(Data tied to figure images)
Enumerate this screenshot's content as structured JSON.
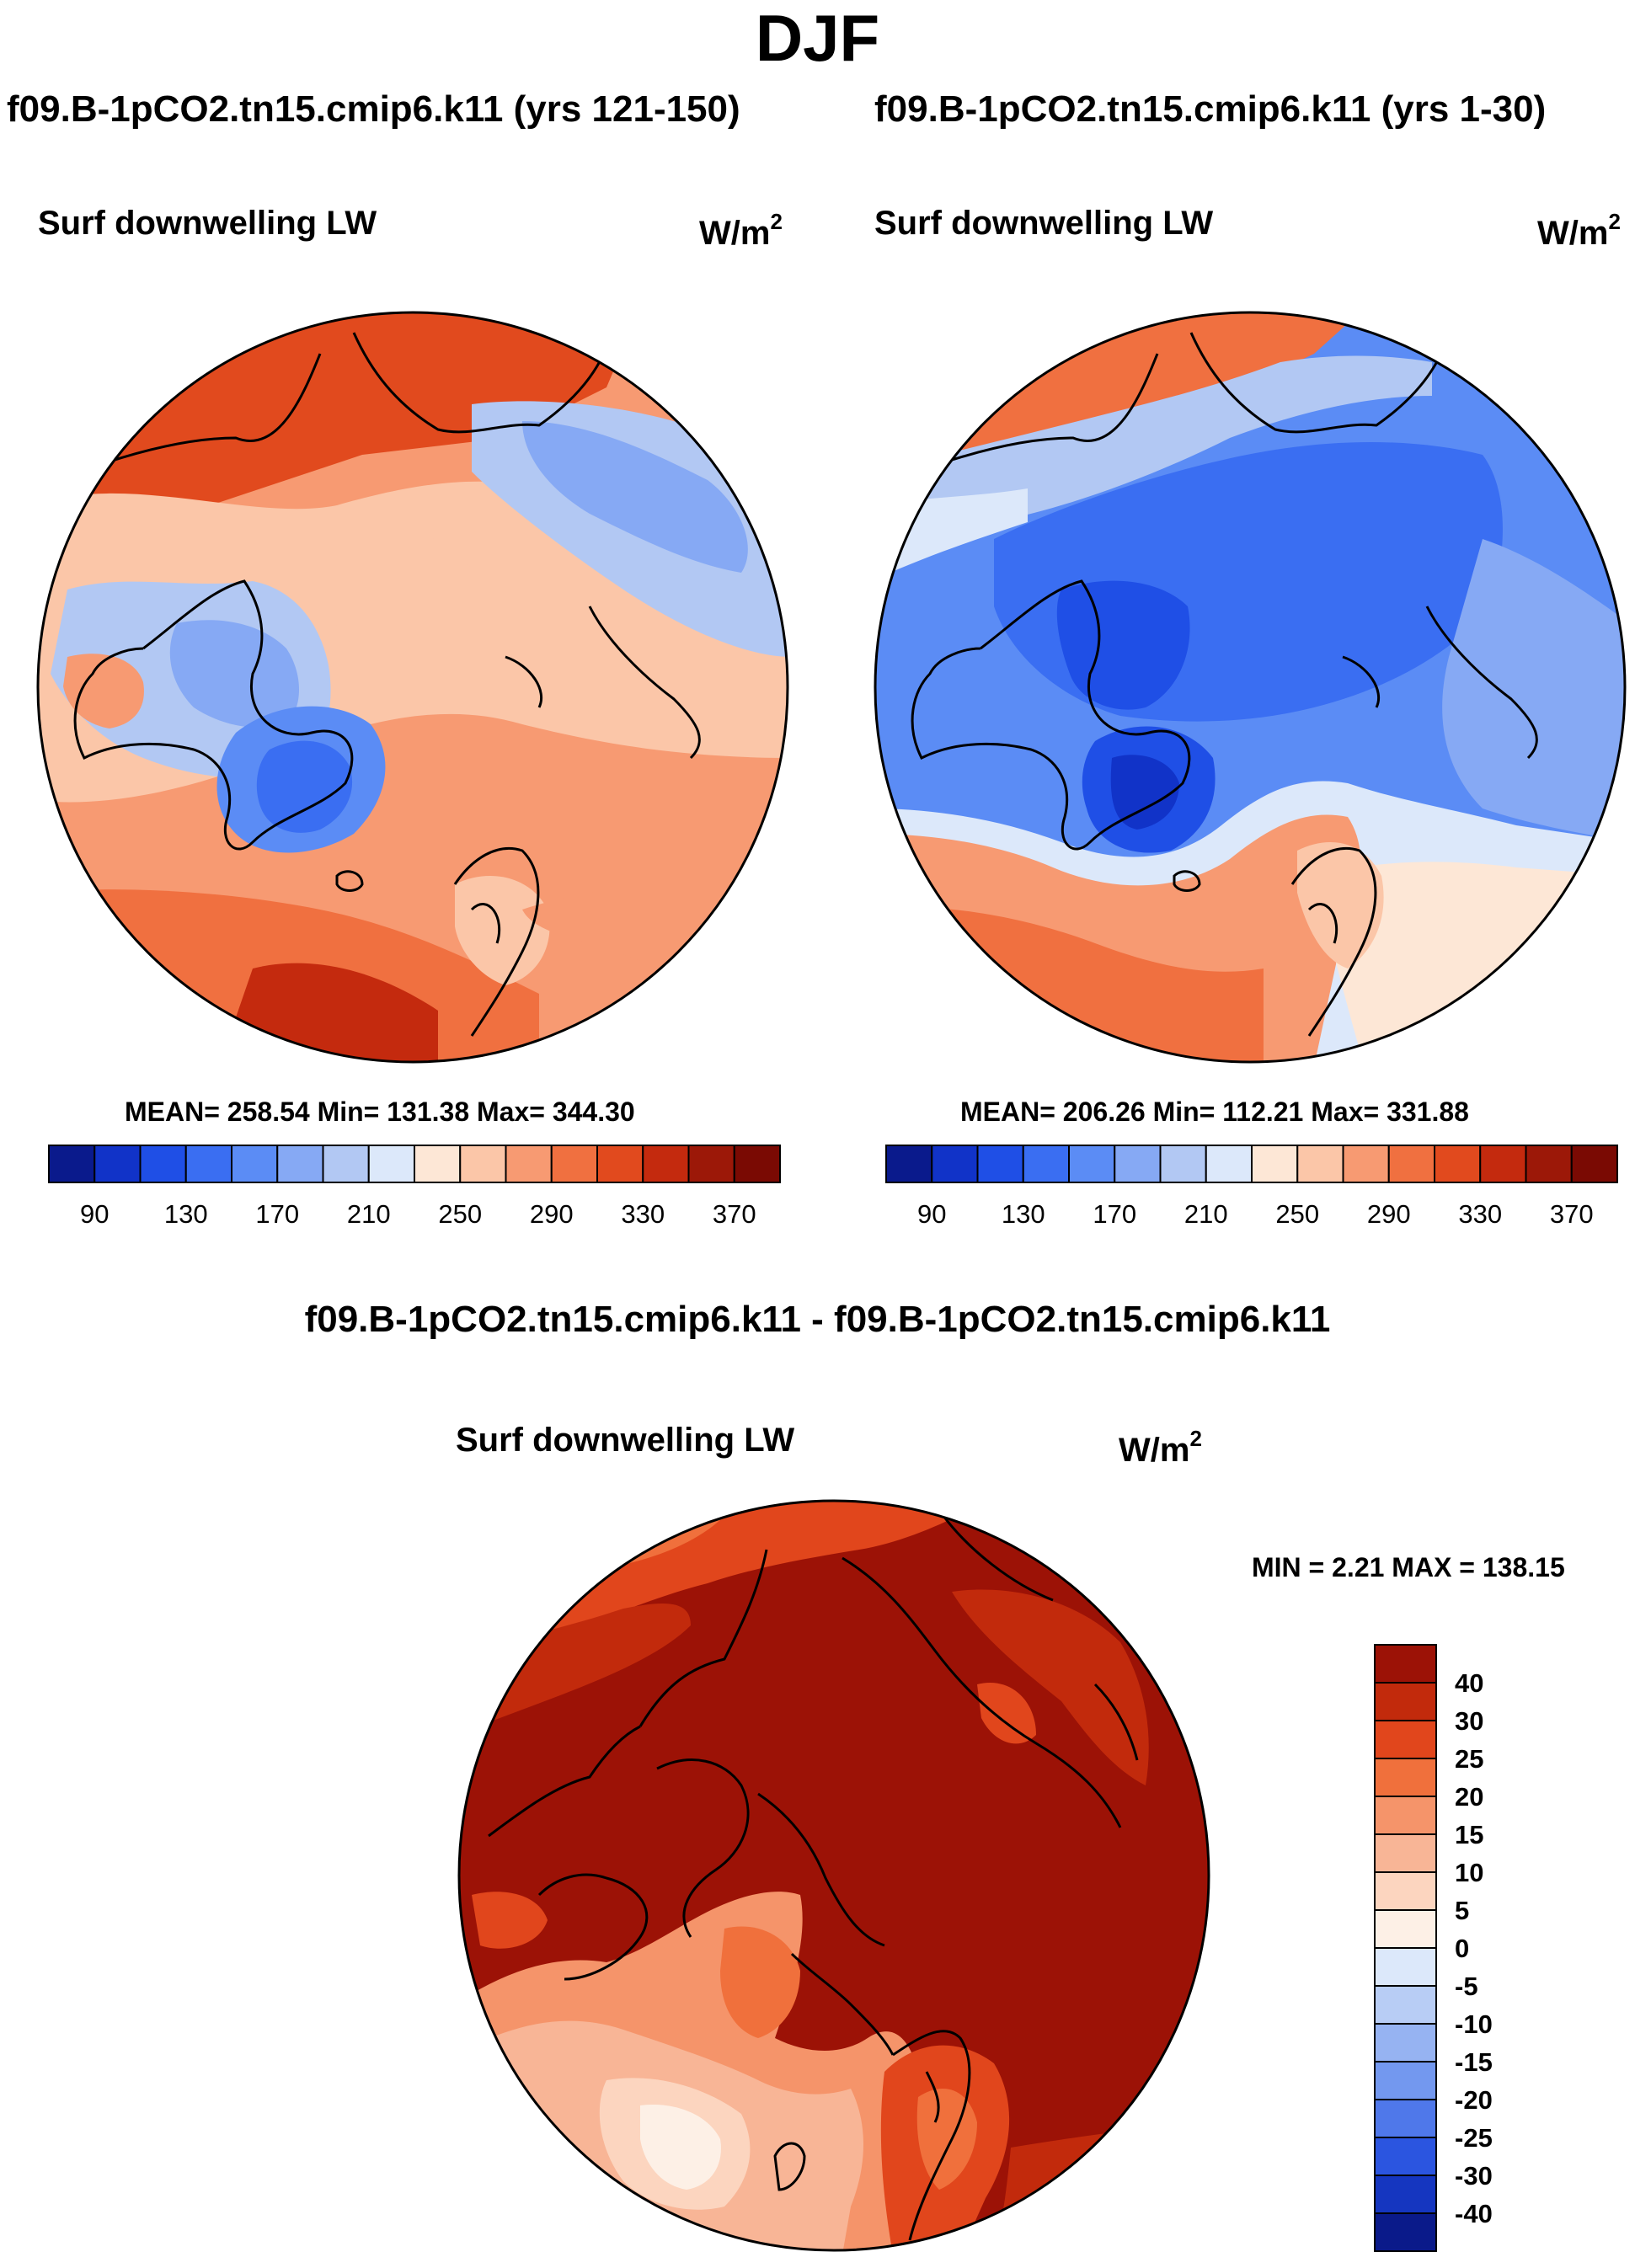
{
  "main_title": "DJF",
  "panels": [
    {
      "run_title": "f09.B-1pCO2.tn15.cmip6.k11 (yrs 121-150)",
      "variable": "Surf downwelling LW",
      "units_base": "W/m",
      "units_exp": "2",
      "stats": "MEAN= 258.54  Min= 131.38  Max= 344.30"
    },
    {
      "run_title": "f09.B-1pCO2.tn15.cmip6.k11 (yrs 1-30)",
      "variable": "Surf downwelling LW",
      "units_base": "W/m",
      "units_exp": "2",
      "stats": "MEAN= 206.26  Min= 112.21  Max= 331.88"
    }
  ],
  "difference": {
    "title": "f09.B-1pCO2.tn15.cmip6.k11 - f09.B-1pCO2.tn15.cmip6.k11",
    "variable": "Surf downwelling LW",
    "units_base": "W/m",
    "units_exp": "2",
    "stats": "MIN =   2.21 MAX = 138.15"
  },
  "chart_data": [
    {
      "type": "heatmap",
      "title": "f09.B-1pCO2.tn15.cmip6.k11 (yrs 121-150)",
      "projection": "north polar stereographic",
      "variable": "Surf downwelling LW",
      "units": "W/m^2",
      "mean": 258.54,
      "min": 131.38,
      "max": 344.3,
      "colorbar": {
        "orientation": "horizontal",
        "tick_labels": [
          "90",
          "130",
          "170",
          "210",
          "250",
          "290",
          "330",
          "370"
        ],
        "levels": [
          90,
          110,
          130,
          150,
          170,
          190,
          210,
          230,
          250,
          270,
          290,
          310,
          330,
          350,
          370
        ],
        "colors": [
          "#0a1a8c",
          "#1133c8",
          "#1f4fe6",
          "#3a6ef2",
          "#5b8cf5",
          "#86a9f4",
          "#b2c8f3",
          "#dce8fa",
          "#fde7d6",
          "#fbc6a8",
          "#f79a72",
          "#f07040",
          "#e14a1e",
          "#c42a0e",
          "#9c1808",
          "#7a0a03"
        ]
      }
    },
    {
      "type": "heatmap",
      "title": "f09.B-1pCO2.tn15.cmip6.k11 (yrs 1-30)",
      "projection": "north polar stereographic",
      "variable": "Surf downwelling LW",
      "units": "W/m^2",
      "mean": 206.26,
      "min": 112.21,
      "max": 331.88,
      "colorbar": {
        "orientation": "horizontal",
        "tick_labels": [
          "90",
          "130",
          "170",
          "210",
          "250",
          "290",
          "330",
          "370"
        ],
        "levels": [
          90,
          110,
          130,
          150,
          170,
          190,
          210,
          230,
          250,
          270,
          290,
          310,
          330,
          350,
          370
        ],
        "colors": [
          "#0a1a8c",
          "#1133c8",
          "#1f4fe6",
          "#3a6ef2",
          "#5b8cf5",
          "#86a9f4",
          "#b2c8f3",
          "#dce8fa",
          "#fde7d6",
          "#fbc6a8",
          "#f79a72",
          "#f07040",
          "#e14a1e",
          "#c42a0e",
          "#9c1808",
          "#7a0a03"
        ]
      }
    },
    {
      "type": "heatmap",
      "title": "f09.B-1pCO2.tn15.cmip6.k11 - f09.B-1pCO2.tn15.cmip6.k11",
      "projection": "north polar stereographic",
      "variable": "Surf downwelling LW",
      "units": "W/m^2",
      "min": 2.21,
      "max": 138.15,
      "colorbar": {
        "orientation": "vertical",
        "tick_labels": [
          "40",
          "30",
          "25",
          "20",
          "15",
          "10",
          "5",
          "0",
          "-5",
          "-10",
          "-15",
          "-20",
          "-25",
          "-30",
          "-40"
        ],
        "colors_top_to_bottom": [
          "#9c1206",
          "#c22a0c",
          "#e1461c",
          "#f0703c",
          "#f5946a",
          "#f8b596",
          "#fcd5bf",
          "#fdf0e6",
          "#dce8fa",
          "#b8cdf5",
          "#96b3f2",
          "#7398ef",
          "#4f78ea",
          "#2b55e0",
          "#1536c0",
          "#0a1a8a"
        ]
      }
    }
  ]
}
...
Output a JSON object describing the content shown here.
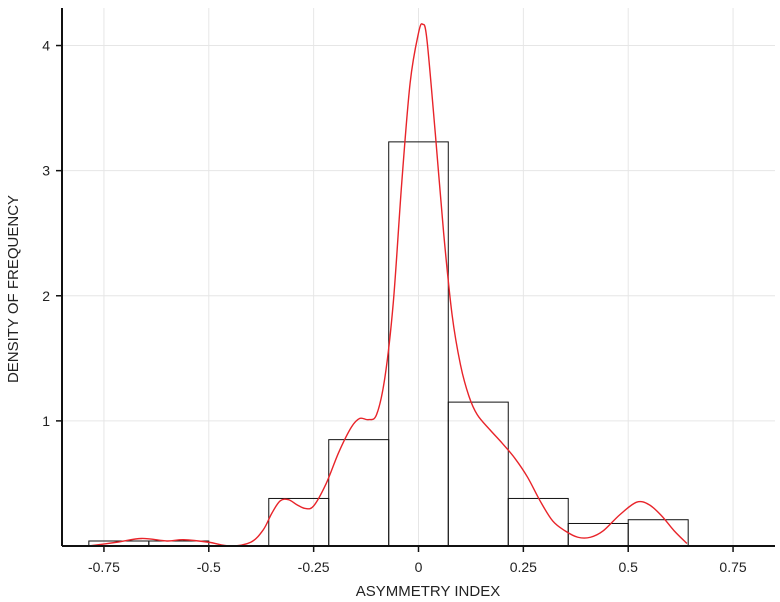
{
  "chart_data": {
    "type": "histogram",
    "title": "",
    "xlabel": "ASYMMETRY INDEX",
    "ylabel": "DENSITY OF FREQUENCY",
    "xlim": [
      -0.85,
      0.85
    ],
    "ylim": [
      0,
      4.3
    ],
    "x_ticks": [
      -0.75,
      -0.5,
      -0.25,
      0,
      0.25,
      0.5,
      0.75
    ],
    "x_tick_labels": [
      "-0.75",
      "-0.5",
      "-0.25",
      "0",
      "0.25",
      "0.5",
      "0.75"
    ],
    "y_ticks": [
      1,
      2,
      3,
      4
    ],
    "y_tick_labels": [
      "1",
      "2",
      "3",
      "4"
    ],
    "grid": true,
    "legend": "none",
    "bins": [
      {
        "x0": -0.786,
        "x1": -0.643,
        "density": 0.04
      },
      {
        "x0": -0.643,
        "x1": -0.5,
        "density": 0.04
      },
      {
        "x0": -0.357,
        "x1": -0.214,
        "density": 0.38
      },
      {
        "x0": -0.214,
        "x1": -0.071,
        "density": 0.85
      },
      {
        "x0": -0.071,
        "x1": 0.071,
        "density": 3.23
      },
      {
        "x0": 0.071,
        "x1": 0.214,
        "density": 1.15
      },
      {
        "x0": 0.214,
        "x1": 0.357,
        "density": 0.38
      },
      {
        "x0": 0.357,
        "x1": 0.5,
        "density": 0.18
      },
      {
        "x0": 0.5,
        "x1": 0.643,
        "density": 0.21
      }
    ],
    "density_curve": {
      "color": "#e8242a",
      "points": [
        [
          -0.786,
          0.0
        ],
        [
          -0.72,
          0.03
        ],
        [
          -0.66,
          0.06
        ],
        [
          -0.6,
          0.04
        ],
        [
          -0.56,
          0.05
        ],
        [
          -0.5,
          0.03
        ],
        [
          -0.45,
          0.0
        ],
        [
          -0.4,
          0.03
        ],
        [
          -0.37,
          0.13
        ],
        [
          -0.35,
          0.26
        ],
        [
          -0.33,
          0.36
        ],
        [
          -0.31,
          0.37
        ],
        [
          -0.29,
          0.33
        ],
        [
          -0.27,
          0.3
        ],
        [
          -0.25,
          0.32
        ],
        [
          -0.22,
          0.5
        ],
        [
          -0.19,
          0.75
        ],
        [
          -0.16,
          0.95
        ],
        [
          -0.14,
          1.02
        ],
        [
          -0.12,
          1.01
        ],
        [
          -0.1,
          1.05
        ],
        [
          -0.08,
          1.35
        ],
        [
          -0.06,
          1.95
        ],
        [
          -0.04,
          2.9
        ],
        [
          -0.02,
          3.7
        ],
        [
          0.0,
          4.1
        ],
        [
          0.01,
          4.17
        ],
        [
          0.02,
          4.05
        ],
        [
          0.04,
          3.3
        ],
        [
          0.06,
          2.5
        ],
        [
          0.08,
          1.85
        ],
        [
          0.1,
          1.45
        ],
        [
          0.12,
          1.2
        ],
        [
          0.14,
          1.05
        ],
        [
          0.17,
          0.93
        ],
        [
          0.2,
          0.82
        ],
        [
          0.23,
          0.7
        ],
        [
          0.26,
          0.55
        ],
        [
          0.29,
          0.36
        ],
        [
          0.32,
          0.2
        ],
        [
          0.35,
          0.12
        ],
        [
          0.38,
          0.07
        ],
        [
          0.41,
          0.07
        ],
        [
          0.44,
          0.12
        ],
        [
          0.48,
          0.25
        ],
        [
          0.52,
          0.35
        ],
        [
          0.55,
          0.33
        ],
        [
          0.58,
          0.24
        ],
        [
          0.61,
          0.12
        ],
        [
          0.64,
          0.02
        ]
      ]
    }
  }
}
---
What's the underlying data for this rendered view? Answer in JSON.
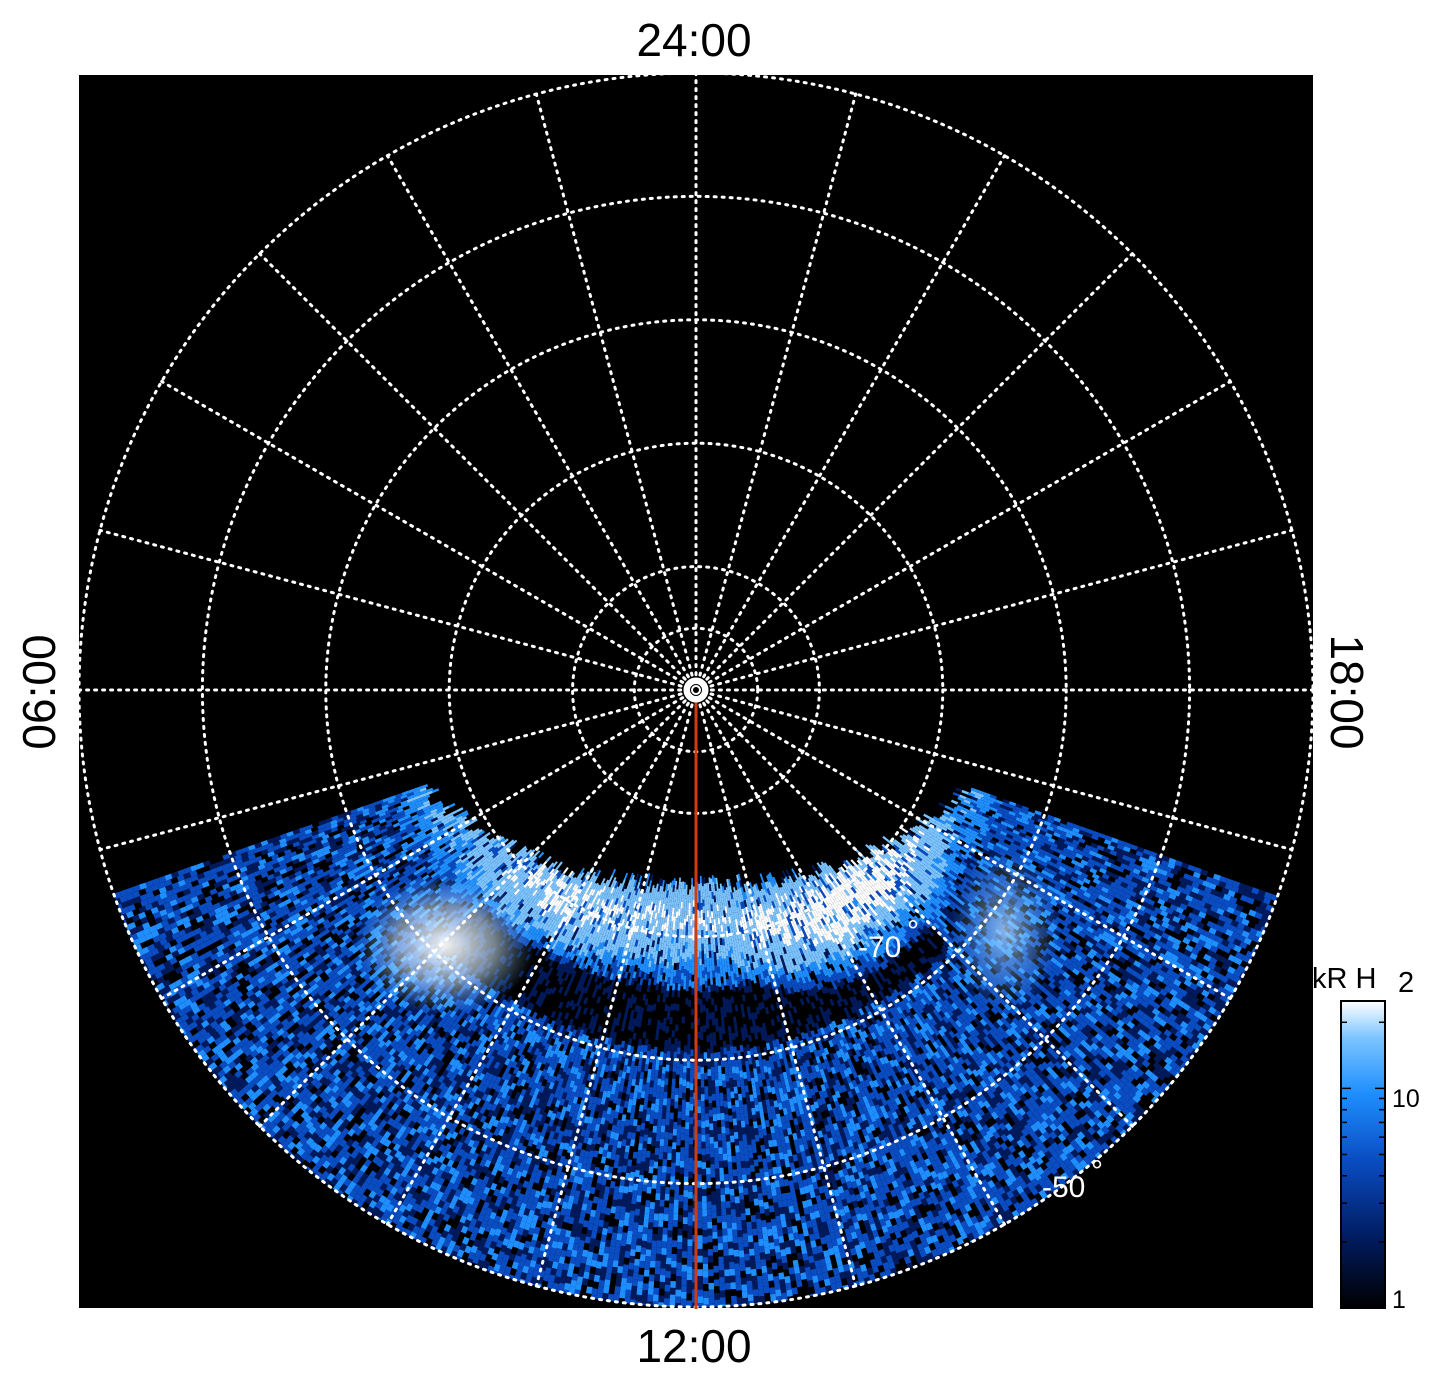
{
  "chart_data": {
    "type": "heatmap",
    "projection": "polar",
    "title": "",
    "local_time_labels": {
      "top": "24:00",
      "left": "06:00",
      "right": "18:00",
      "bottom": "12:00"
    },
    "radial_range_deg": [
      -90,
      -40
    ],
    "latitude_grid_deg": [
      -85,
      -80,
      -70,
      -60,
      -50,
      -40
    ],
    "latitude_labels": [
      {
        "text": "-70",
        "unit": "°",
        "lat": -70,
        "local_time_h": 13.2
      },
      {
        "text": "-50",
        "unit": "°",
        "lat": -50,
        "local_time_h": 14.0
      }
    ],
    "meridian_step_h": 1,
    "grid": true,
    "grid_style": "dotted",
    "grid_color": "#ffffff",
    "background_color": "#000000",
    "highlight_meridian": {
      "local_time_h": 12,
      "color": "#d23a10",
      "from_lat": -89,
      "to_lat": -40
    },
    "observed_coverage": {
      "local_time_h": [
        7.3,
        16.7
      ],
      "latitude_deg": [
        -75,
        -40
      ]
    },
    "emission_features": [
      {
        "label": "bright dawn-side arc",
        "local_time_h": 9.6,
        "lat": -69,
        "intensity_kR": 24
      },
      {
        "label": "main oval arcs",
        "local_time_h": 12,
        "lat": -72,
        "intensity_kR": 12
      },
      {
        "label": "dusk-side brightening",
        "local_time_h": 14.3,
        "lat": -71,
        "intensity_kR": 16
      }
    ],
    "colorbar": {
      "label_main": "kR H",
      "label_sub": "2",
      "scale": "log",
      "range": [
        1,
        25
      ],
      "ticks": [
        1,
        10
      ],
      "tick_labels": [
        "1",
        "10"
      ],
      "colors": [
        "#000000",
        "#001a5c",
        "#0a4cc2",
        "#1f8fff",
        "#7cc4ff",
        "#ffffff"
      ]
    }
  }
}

> [Required task]: Scan the records for the string "side". Copy each line in which it appears.

> [Answer to this exercise]:
        "label": "bright dawn-side arc",
        "label": "dusk-side brightening",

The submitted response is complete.